→ **Set exercise**:
Select, from the material below, each line with "show" in it.
# # #
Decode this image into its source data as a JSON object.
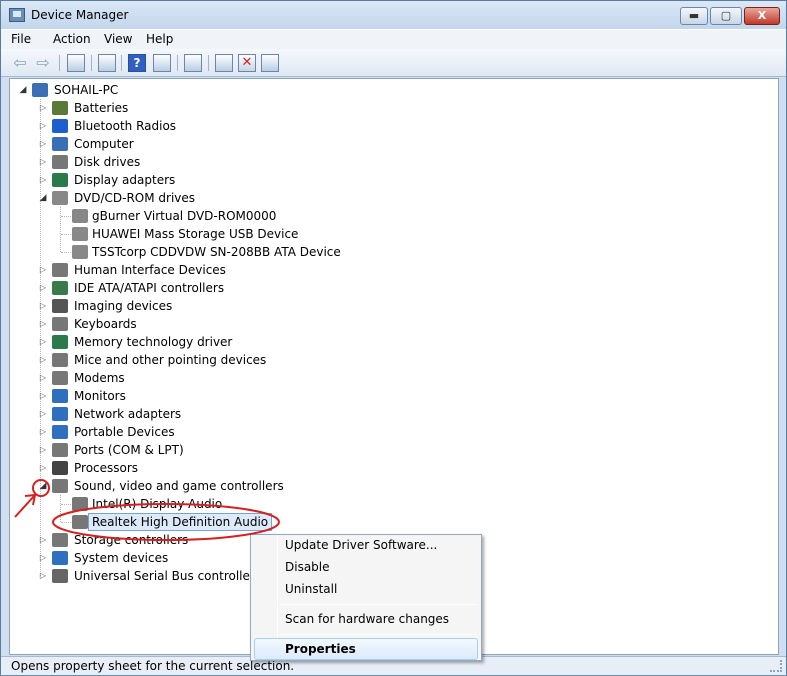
{
  "window": {
    "title": "Device Manager"
  },
  "titlebar_buttons": {
    "minimize": "▬",
    "maximize": "▢",
    "close": "X"
  },
  "menu": [
    "File",
    "Action",
    "View",
    "Help"
  ],
  "toolbar_icons": [
    "back-arrow-icon",
    "forward-arrow-icon",
    "show-hide-console-tree-icon",
    "properties-icon",
    "help-icon",
    "show-hidden-icon",
    "update-driver-icon",
    "uninstall-icon",
    "scan-hardware-changes-icon"
  ],
  "tree": {
    "root": "SOHAIL-PC",
    "categories": [
      {
        "label": "Batteries",
        "icon": "battery-icon",
        "color": "#5a7a3a"
      },
      {
        "label": "Bluetooth Radios",
        "icon": "bluetooth-icon",
        "color": "#1e5fd0"
      },
      {
        "label": "Computer",
        "icon": "computer-icon",
        "color": "#3a6fb5"
      },
      {
        "label": "Disk drives",
        "icon": "disk-drive-icon",
        "color": "#777777"
      },
      {
        "label": "Display adapters",
        "icon": "display-adapter-icon",
        "color": "#2a7a4a"
      },
      {
        "label": "DVD/CD-ROM drives",
        "icon": "dvd-drive-icon",
        "color": "#888888",
        "children": [
          "gBurner Virtual DVD-ROM0000",
          "HUAWEI Mass Storage USB Device",
          "TSSTcorp CDDVDW SN-208BB ATA Device"
        ]
      },
      {
        "label": "Human Interface Devices",
        "icon": "hid-icon",
        "color": "#777777"
      },
      {
        "label": "IDE ATA/ATAPI controllers",
        "icon": "ide-controller-icon",
        "color": "#3a7a4a"
      },
      {
        "label": "Imaging devices",
        "icon": "camera-icon",
        "color": "#555555"
      },
      {
        "label": "Keyboards",
        "icon": "keyboard-icon",
        "color": "#777777"
      },
      {
        "label": "Memory technology driver",
        "icon": "memory-icon",
        "color": "#2a7a4a"
      },
      {
        "label": "Mice and other pointing devices",
        "icon": "mouse-icon",
        "color": "#777777"
      },
      {
        "label": "Modems",
        "icon": "modem-icon",
        "color": "#777777"
      },
      {
        "label": "Monitors",
        "icon": "monitor-icon",
        "color": "#2f6fc0"
      },
      {
        "label": "Network adapters",
        "icon": "network-adapter-icon",
        "color": "#2f6fc0"
      },
      {
        "label": "Portable Devices",
        "icon": "portable-device-icon",
        "color": "#2f6fc0"
      },
      {
        "label": "Ports (COM & LPT)",
        "icon": "port-icon",
        "color": "#777777"
      },
      {
        "label": "Processors",
        "icon": "processor-icon",
        "color": "#444444"
      },
      {
        "label": "Sound, video and game controllers",
        "icon": "speaker-icon",
        "color": "#777777",
        "children": [
          "Intel(R) Display Audio",
          "Realtek High Definition Audio"
        ]
      },
      {
        "label": "Storage controllers",
        "icon": "storage-controller-icon",
        "color": "#777777"
      },
      {
        "label": "System devices",
        "icon": "system-device-icon",
        "color": "#2f6fc0"
      },
      {
        "label": "Universal Serial Bus controllers",
        "icon": "usb-icon",
        "color": "#666666"
      }
    ]
  },
  "context_menu": {
    "items": [
      "Update Driver Software...",
      "Disable",
      "Uninstall",
      "Scan for hardware changes",
      "Properties"
    ],
    "highlighted": "Properties"
  },
  "statusbar": {
    "text": "Opens property sheet for the current selection."
  },
  "annotation_color": "#d42020"
}
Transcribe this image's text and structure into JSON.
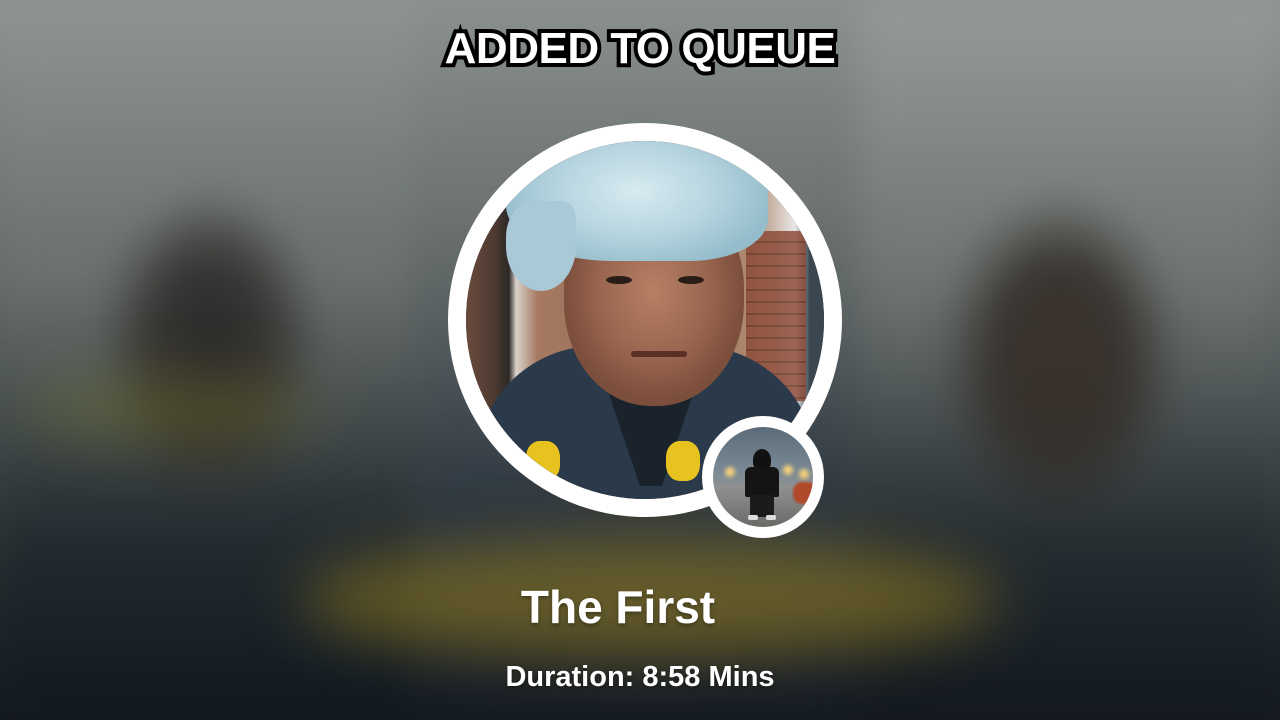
{
  "banner": {
    "title": "ADDED TO QUEUE"
  },
  "track": {
    "title": "The First",
    "duration_text": "Duration: 8:58 Mins"
  },
  "colors": {
    "text": "#ffffff",
    "outline": "#000000",
    "ring": "#ffffff"
  }
}
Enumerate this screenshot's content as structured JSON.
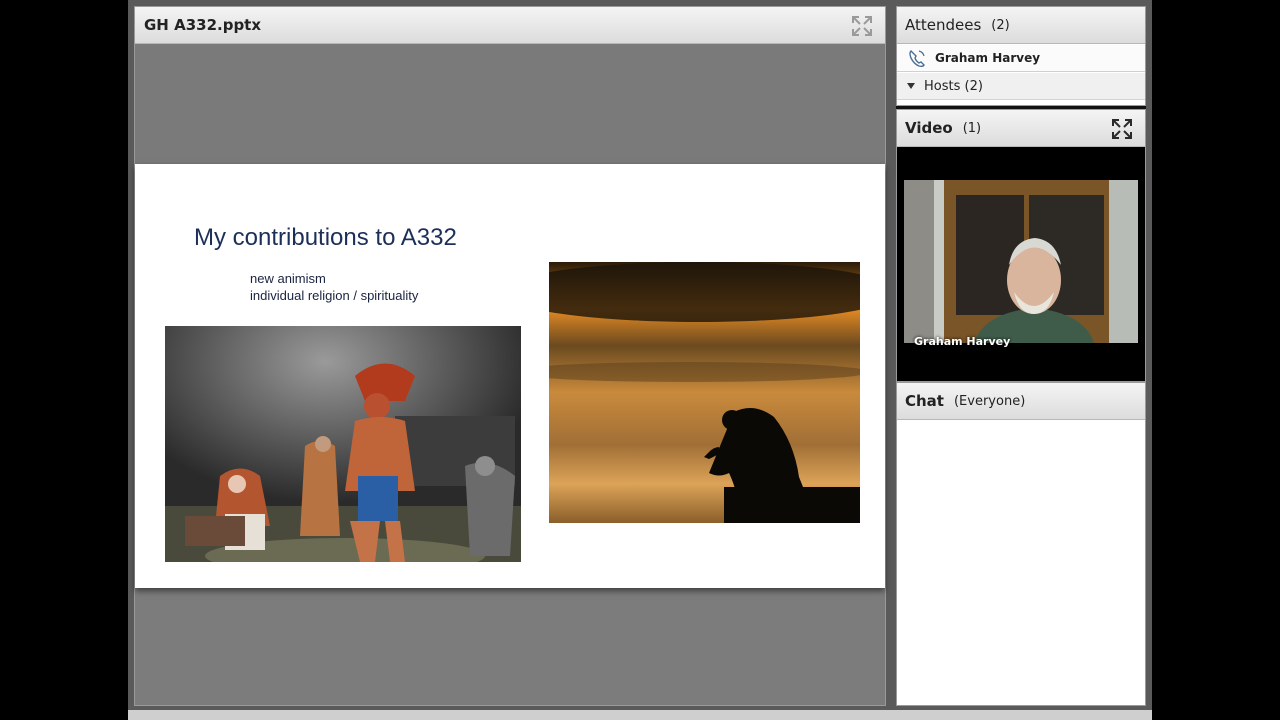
# # #
→ **Correct response**:
    "show-hide-console-tree-icon",
    "show-hidden-icon",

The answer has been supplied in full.